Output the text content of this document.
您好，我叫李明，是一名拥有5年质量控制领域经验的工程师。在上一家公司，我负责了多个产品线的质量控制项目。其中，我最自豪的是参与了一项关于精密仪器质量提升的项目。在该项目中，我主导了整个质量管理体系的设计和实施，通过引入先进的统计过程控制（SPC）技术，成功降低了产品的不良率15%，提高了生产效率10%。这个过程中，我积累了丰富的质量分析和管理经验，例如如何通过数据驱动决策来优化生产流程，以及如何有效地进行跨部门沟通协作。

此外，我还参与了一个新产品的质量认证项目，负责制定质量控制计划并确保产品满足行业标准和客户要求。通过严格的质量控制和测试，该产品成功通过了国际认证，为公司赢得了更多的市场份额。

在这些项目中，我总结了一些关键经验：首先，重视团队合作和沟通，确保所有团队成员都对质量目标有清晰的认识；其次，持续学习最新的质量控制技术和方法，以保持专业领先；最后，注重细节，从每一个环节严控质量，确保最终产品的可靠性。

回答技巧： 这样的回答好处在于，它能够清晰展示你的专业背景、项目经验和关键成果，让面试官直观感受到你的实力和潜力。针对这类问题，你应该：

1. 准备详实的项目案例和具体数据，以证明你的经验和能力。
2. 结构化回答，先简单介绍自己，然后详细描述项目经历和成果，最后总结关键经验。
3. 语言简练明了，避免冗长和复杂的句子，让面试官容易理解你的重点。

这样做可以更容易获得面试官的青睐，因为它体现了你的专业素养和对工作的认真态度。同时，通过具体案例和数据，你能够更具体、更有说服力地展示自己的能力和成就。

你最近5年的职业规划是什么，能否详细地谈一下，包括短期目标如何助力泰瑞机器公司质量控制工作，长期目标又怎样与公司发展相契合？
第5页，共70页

...

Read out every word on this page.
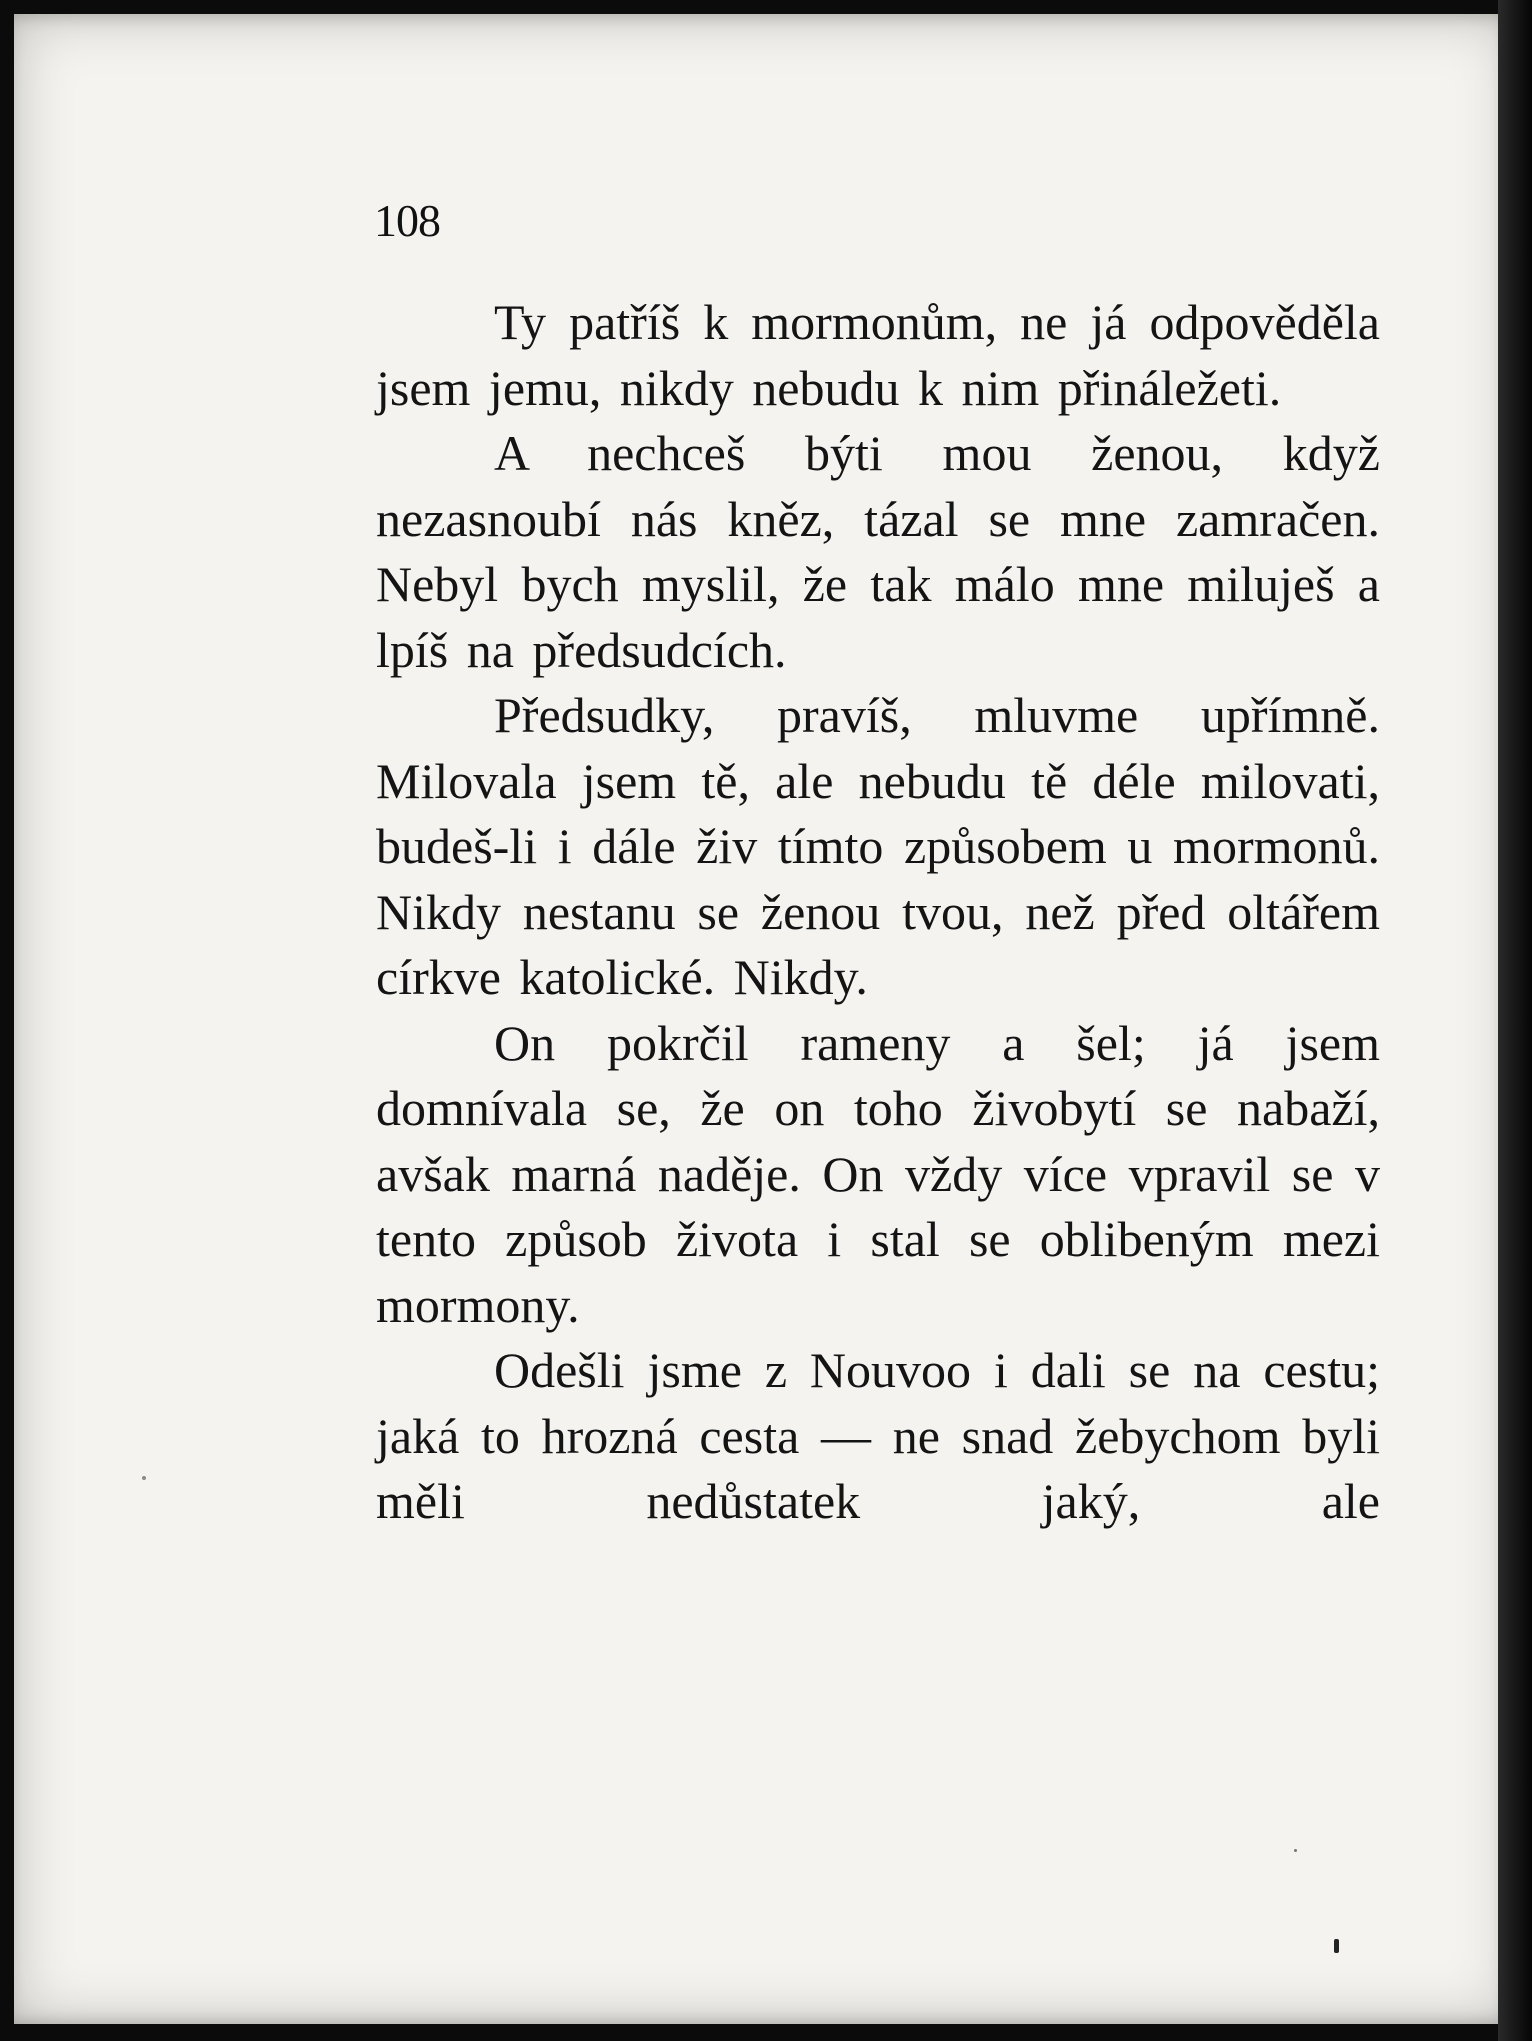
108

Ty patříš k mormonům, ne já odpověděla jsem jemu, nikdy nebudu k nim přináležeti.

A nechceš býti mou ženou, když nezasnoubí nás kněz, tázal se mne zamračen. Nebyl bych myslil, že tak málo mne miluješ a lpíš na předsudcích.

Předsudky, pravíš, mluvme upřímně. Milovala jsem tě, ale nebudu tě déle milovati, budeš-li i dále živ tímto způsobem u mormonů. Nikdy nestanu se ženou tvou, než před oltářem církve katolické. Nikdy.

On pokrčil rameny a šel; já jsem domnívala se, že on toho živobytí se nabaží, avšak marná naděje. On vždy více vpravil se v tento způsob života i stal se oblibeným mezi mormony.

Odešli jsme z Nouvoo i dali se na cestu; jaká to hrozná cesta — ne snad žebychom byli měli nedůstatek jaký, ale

## [WHAT YOU HAVE TO DO]
Copy every line in the entries above that has the string "this" in it.

## [EXPECTED ANSWER]
Output the text content of this document.
Read out every word on this page.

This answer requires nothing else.